__Exercise__.
Select every line containing the word "marker" from the material, and copy those lines.

**** Data section

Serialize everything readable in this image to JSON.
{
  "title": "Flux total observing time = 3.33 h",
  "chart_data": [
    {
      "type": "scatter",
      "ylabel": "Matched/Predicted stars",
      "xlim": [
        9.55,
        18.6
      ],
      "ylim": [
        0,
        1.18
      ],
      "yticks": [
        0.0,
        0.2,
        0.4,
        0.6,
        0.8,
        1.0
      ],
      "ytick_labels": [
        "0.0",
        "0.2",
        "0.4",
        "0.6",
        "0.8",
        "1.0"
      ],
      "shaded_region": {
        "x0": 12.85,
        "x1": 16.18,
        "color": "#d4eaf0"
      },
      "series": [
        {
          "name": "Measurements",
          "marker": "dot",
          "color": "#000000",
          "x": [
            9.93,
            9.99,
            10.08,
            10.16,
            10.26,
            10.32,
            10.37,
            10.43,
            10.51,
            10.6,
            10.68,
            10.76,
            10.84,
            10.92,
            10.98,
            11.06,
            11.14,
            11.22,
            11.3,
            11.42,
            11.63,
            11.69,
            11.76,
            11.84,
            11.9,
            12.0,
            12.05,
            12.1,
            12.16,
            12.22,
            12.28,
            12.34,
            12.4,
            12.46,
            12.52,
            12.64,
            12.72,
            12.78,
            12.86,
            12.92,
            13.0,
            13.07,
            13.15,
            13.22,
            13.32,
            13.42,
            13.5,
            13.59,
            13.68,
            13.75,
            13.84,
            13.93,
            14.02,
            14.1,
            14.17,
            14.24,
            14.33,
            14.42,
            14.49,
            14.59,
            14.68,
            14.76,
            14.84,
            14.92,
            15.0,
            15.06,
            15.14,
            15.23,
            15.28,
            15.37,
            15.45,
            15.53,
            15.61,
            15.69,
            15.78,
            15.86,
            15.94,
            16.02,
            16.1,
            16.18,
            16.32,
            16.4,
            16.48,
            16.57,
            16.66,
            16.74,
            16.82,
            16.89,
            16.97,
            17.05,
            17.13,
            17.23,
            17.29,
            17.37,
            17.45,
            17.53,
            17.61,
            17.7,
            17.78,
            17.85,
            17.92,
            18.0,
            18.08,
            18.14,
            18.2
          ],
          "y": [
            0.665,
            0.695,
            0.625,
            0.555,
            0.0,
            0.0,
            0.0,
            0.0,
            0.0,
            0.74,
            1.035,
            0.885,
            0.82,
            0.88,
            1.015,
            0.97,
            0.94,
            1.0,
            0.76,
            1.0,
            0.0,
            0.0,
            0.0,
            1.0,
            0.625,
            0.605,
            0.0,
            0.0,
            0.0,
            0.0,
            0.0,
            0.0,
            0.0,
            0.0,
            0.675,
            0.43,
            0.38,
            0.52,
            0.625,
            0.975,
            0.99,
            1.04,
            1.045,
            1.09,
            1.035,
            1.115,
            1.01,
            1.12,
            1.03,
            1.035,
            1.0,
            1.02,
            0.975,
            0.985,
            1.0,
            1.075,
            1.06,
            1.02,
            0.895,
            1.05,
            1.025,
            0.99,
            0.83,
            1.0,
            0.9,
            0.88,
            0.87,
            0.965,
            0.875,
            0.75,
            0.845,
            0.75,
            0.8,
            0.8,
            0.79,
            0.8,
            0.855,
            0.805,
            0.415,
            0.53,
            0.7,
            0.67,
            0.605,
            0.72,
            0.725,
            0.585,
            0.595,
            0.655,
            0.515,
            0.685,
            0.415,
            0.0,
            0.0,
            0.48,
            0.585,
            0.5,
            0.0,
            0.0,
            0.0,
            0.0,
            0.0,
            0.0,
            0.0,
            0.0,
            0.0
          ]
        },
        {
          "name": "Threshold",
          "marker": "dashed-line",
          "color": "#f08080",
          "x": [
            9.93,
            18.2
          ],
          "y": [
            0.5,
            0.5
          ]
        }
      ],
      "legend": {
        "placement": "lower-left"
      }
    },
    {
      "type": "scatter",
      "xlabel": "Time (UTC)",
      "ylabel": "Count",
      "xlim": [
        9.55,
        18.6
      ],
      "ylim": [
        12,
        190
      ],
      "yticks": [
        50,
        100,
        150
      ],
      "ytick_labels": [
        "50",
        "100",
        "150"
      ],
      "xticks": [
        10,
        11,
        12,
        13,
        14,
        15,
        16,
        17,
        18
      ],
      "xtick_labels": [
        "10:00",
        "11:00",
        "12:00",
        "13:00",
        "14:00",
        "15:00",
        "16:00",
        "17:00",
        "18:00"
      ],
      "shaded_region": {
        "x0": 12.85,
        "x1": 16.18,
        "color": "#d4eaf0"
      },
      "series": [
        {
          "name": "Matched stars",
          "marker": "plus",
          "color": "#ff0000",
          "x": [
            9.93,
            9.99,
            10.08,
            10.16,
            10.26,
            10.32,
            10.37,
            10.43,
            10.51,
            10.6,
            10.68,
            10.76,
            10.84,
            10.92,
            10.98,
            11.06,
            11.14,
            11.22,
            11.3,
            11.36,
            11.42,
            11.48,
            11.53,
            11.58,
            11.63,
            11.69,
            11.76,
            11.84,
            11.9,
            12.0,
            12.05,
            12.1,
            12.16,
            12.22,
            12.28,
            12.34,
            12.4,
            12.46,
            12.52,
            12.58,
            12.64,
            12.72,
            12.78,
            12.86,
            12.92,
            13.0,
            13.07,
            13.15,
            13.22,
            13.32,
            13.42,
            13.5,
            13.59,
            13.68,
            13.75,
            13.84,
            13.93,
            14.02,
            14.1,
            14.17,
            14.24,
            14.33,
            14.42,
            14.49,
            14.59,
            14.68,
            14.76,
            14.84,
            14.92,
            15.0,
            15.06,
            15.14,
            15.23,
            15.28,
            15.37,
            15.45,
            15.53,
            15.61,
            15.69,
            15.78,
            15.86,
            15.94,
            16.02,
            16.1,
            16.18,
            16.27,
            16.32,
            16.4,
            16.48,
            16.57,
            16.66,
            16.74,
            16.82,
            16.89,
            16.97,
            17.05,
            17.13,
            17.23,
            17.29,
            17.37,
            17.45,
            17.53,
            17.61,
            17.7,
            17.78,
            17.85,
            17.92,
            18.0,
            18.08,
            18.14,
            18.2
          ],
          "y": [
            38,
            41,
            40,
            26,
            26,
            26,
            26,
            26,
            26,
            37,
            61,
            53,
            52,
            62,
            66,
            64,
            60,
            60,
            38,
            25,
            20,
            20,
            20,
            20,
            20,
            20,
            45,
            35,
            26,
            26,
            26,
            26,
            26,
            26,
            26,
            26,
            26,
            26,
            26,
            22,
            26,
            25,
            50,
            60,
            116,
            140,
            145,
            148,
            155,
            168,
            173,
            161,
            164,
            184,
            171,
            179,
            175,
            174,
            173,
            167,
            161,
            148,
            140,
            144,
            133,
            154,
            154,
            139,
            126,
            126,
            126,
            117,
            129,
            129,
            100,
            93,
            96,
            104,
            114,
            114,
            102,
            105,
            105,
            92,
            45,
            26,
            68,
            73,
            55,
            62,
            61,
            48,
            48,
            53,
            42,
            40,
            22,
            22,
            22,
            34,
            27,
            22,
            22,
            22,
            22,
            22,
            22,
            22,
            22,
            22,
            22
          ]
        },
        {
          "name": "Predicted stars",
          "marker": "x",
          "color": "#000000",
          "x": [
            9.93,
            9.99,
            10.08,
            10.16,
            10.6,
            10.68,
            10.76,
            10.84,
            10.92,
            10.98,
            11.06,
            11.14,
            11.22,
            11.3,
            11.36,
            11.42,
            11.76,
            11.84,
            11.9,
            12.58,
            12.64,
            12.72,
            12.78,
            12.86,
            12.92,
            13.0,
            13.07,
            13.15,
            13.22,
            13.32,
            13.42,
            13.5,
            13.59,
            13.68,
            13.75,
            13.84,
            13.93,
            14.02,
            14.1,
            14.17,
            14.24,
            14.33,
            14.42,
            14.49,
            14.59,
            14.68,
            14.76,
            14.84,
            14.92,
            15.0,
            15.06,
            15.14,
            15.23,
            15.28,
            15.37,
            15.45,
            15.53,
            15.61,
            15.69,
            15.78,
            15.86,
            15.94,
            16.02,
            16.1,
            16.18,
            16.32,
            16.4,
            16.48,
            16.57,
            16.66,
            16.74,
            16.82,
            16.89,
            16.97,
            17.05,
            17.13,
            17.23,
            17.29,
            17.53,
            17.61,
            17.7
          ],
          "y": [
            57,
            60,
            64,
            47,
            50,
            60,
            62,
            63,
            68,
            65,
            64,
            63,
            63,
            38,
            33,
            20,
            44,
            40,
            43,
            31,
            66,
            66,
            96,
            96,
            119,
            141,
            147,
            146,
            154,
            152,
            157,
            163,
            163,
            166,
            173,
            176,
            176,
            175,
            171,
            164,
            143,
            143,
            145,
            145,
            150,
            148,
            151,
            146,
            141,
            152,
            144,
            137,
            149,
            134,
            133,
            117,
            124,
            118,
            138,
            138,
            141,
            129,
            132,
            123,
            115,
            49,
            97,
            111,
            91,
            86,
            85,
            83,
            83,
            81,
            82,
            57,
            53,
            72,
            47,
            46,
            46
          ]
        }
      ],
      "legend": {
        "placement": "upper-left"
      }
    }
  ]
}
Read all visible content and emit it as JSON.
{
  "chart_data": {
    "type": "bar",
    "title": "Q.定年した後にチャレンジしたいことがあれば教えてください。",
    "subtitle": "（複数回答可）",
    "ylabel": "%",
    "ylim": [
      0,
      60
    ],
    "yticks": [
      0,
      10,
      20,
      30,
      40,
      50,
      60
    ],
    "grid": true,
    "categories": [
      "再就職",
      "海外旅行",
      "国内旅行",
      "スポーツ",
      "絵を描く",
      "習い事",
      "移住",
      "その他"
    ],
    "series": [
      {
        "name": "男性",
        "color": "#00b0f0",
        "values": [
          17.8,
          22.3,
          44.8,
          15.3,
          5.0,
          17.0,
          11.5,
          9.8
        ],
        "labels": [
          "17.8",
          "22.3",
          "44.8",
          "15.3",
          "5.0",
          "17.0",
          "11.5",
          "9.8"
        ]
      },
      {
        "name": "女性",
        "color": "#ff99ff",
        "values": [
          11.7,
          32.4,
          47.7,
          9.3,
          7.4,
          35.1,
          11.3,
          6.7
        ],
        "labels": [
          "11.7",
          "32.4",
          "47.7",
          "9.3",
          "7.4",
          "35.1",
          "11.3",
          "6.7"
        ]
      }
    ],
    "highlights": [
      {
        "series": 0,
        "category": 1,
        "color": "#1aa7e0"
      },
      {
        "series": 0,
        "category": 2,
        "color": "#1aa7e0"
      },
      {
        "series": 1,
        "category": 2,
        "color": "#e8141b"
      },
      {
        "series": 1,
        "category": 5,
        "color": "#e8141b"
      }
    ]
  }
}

********

__Answer to this task__.
          "marker": "dot",
          "marker": "dashed-line",
          "marker": "plus",
          "marker": "x",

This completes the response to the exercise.